• [What needs to be done]:
Return the records that follow unaltered. Omit every picture.

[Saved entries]
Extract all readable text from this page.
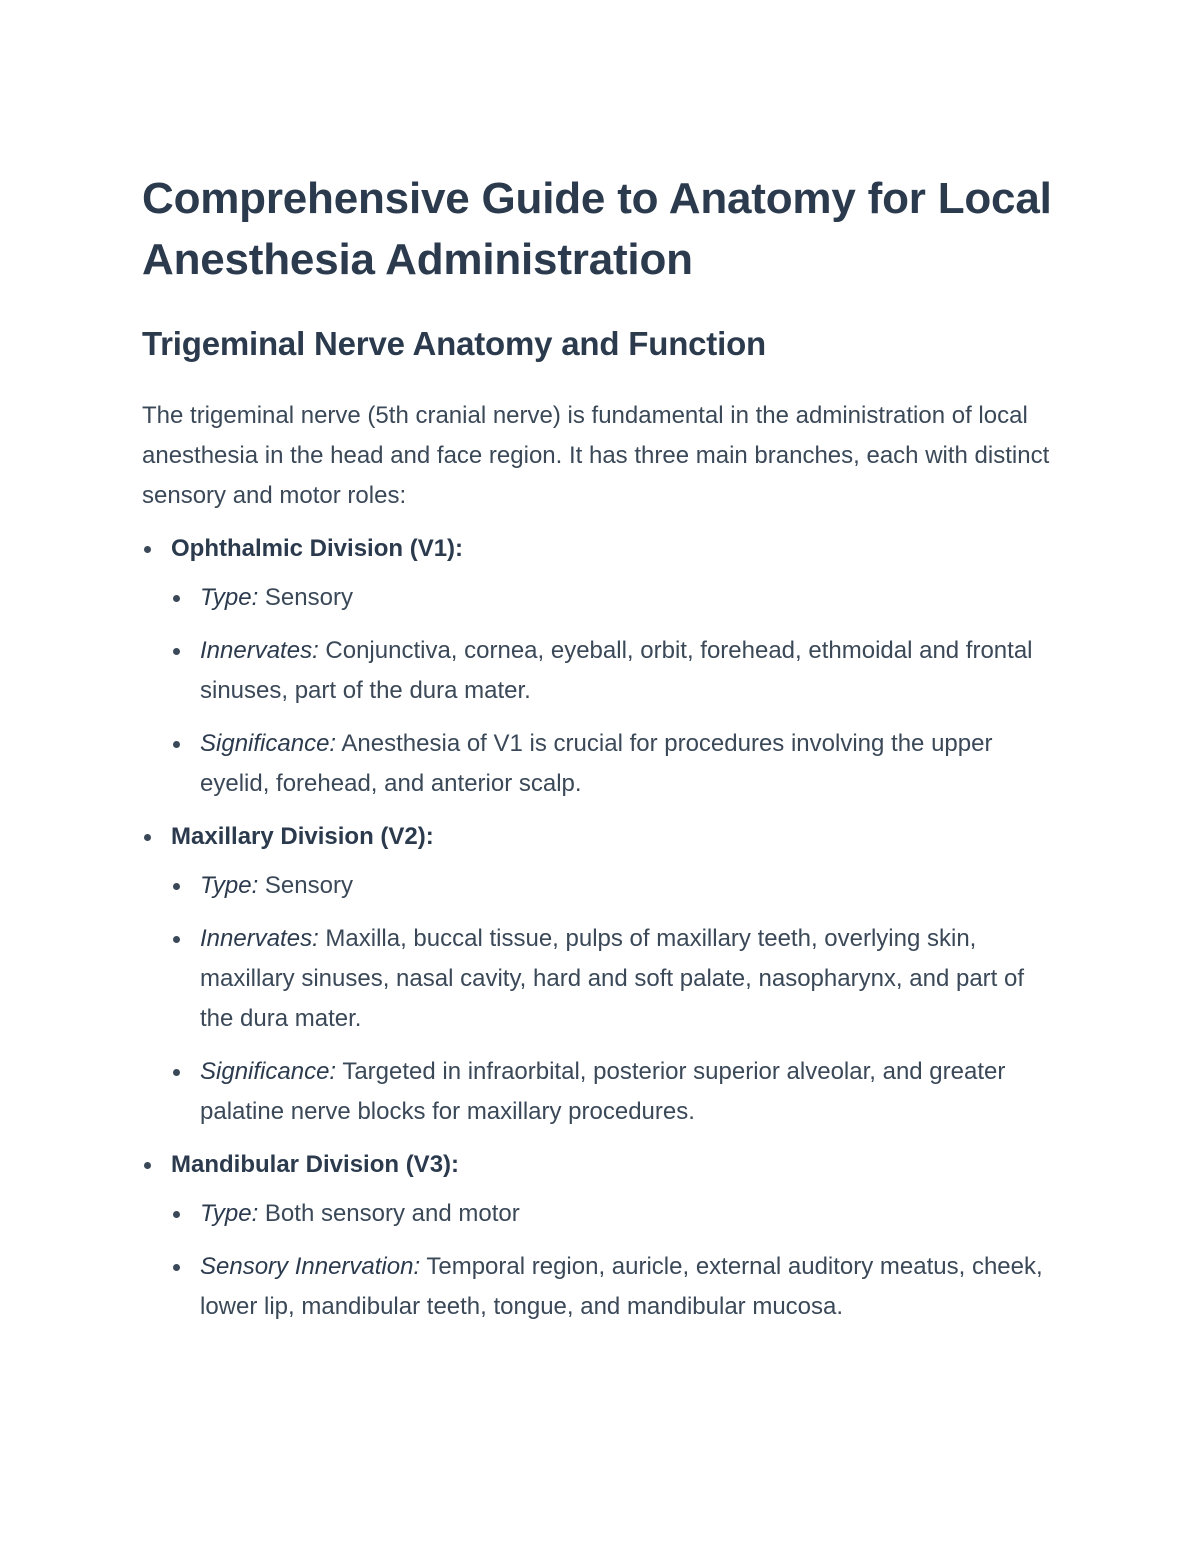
Comprehensive Guide to Anatomy for Local Anesthesia Administration
Trigeminal Nerve Anatomy and Function

The trigeminal nerve (5th cranial nerve) is fundamental in the administration of local anesthesia in the head and face region. It has three main branches, each with distinct sensory and motor roles:

Ophthalmic Division (V1):
Type: Sensory
Innervates: Conjunctiva, cornea, eyeball, orbit, forehead, ethmoidal and frontal sinuses, part of the dura mater.
Significance: Anesthesia of V1 is crucial for procedures involving the upper eyelid, forehead, and anterior scalp.
Maxillary Division (V2):
Type: Sensory
Innervates: Maxilla, buccal tissue, pulps of maxillary teeth, overlying skin, maxillary sinuses, nasal cavity, hard and soft palate, nasopharynx, and part of the dura mater.
Significance: Targeted in infraorbital, posterior superior alveolar, and greater palatine nerve blocks for maxillary procedures.
Mandibular Division (V3):
Type: Both sensory and motor
Sensory Innervation: Temporal region, auricle, external auditory meatus, cheek, lower lip, mandibular teeth, tongue, and mandibular mucosa.
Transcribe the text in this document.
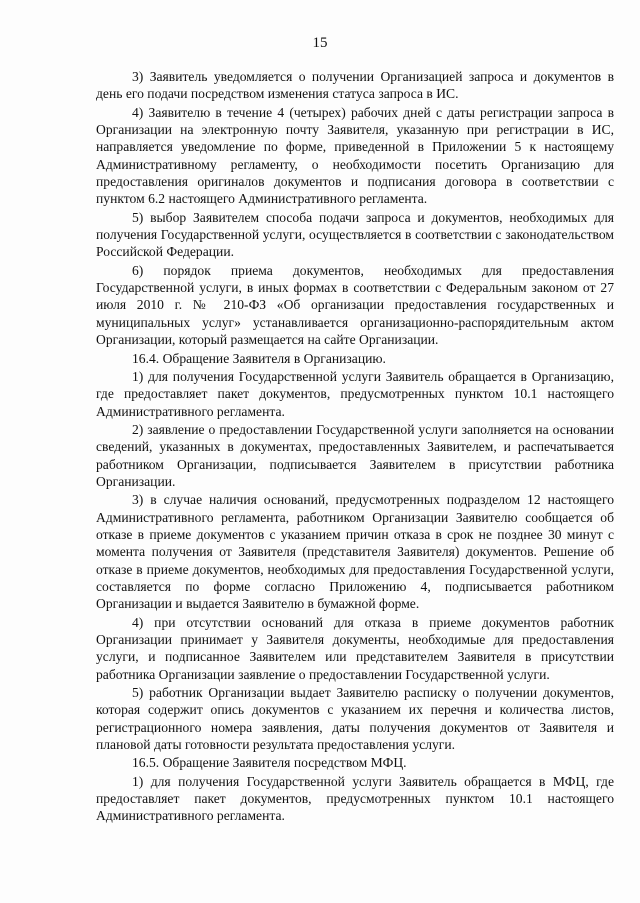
15

3) Заявитель уведомляется о получении Организацией запроса и документов в день его подачи посредством изменения статуса запроса в ИС.

4) Заявителю в течение 4 (четырех) рабочих дней с даты регистрации запроса в Организации на электронную почту Заявителя, указанную при регистрации в ИС, направляется уведомление по форме, приведенной в Приложении 5 к настоящему Административному регламенту, о необходимости посетить Организацию для предоставления оригиналов документов и подписания договора в соответствии с пунктом 6.2 настоящего Административного регламента.

5) выбор Заявителем способа подачи запроса и документов, необходимых для получения Государственной услуги, осуществляется в соответствии с законодательством Российской Федерации.

6) порядок приема документов, необходимых для предоставления Государственной услуги, в иных формах в соответствии с Федеральным законом от 27 июля 2010 г. № 210-ФЗ «Об организации предоставления государственных и муниципальных услуг» устанавливается организационно-распорядительным актом Организации, который размещается на сайте Организации.

16.4. Обращение Заявителя в Организацию.

1) для получения Государственной услуги Заявитель обращается в Организацию, где предоставляет пакет документов, предусмотренных пунктом 10.1 настоящего Административного регламента.

2) заявление о предоставлении Государственной услуги заполняется на основании сведений, указанных в документах, предоставленных Заявителем, и распечатывается работником Организации, подписывается Заявителем в присутствии работника Организации.

3) в случае наличия оснований, предусмотренных подразделом 12 настоящего Административного регламента, работником Организации Заявителю сообщается об отказе в приеме документов с указанием причин отказа в срок не позднее 30 минут с момента получения от Заявителя (представителя Заявителя) документов. Решение об отказе в приеме документов, необходимых для предоставления Государственной услуги, составляется по форме согласно Приложению 4, подписывается работником Организации и выдается Заявителю в бумажной форме.

4) при отсутствии оснований для отказа в приеме документов работник Организации принимает у Заявителя документы, необходимые для предоставления услуги, и подписанное Заявителем или представителем Заявителя в присутствии работника Организации заявление о предоставлении Государственной услуги.

5) работник Организации выдает Заявителю расписку о получении документов, которая содержит опись документов с указанием их перечня и количества листов, регистрационного номера заявления, даты получения документов от Заявителя и плановой даты готовности результата предоставления услуги.

16.5. Обращение Заявителя посредством МФЦ.

1) для получения Государственной услуги Заявитель обращается в МФЦ, где предоставляет пакет документов, предусмотренных пунктом 10.1 настоящего Административного регламента.
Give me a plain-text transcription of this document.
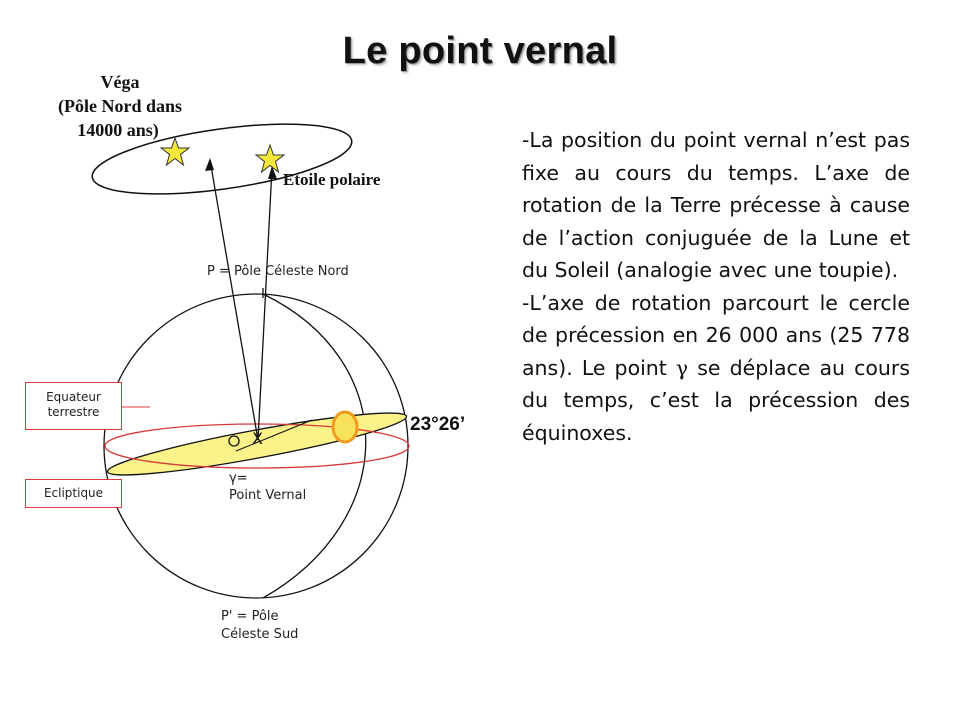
Le point vernal
X
Véga
(Pôle Nord dans
14000 ans)
Etoile polaire
P = Pôle Céleste Nord
γ=
Point Vernal
P' = Pôle
Céleste Sud
23°26’
Equateur
terrestre
Ecliptique

-La position du point vernal n’est pas fixe au cours du temps. L’axe de rotation de la Terre précesse à cause de l’action conjuguée de la Lune et du Soleil (analogie avec une toupie).

-L’axe de rotation parcourt le cercle de précession en 26 000 ans (25 778 ans). Le point γ se déplace au cours du temps, c’est la précession des équinoxes.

• [Task solution]:
Extract all readable text from this page.
Comprehensive Guide to Anatomy for Local Anesthesia Administration
Trigeminal Nerve Anatomy and Function

The trigeminal nerve (5th cranial nerve) is fundamental in the administration of local anesthesia in the head and face region. It has three main branches, each with distinct sensory and motor roles:

Ophthalmic Division (V1):
Type: Sensory
Innervates: Conjunctiva, cornea, eyeball, orbit, forehead, ethmoidal and frontal sinuses, part of the dura mater.
Significance: Anesthesia of V1 is crucial for procedures involving the upper eyelid, forehead, and anterior scalp.
Maxillary Division (V2):
Type: Sensory
Innervates: Maxilla, buccal tissue, pulps of maxillary teeth, overlying skin, maxillary sinuses, nasal cavity, hard and soft palate, nasopharynx, and part of the dura mater.
Significance: Targeted in infraorbital, posterior superior alveolar, and greater palatine nerve blocks for maxillary procedures.
Mandibular Division (V3):
Type: Both sensory and motor
Sensory Innervation: Temporal region, auricle, external auditory meatus, cheek, lower lip, mandibular teeth, tongue, and mandibular mucosa.
Transcribe the text in this document.
15

3) Заявитель уведомляется о получении Организацией запроса и документов в день его подачи посредством изменения статуса запроса в ИС.

4) Заявителю в течение 4 (четырех) рабочих дней с даты регистрации запроса в Организации на электронную почту Заявителя, указанную при регистрации в ИС, направляется уведомление по форме, приведенной в Приложении 5 к настоящему Административному регламенту, о необходимости посетить Организацию для предоставления оригиналов документов и подписания договора в соответствии с пунктом 6.2 настоящего Административного регламента.

5) выбор Заявителем способа подачи запроса и документов, необходимых для получения Государственной услуги, осуществляется в соответствии с законодательством Российской Федерации.

6) порядок приема документов, необходимых для предоставления Государственной услуги, в иных формах в соответствии с Федеральным законом от 27 июля 2010 г. № 210-ФЗ «Об организации предоставления государственных и муниципальных услуг» устанавливается организационно-распорядительным актом Организации, который размещается на сайте Организации.

16.4. Обращение Заявителя в Организацию.

1) для получения Государственной услуги Заявитель обращается в Организацию, где предоставляет пакет документов, предусмотренных пунктом 10.1 настоящего Административного регламента.

2) заявление о предоставлении Государственной услуги заполняется на основании сведений, указанных в документах, предоставленных Заявителем, и распечатывается работником Организации, подписывается Заявителем в присутствии работника Организации.

3) в случае наличия оснований, предусмотренных подразделом 12 настоящего Административного регламента, работником Организации Заявителю сообщается об отказе в приеме документов с указанием причин отказа в срок не позднее 30 минут с момента получения от Заявителя (представителя Заявителя) документов. Решение об отказе в приеме документов, необходимых для предоставления Государственной услуги, составляется по форме согласно Приложению 4, подписывается работником Организации и выдается Заявителю в бумажной форме.

4) при отсутствии оснований для отказа в приеме документов работник Организации принимает у Заявителя документы, необходимые для предоставления услуги, и подписанное Заявителем или представителем Заявителя в присутствии работника Организации заявление о предоставлении Государственной услуги.

5) работник Организации выдает Заявителю расписку о получении документов, которая содержит опись документов с указанием их перечня и количества листов, регистрационного номера заявления, даты получения документов от Заявителя и плановой даты готовности результата предоставления услуги.

16.5. Обращение Заявителя посредством МФЦ.

1) для получения Государственной услуги Заявитель обращается в МФЦ, где предоставляет пакет документов, предусмотренных пунктом 10.1 настоящего Административного регламента.
Give me a plain-text transcription of this document.
Le point vernal
X
Véga
(Pôle Nord dans
14000 ans)
Etoile polaire
P = Pôle Céleste Nord
γ=
Point Vernal
P' = Pôle
Céleste Sud
23°26’
Equateur
terrestre
Ecliptique

-La position du point vernal n’est pas fixe au cours du temps. L’axe de rotation de la Terre précesse à cause de l’action conjuguée de la Lune et du Soleil (analogie avec une toupie).

-L’axe de rotation parcourt le cercle de précession en 26 000 ans (25 778 ans). Le point γ se déplace au cours du temps, c’est la précession des équinoxes.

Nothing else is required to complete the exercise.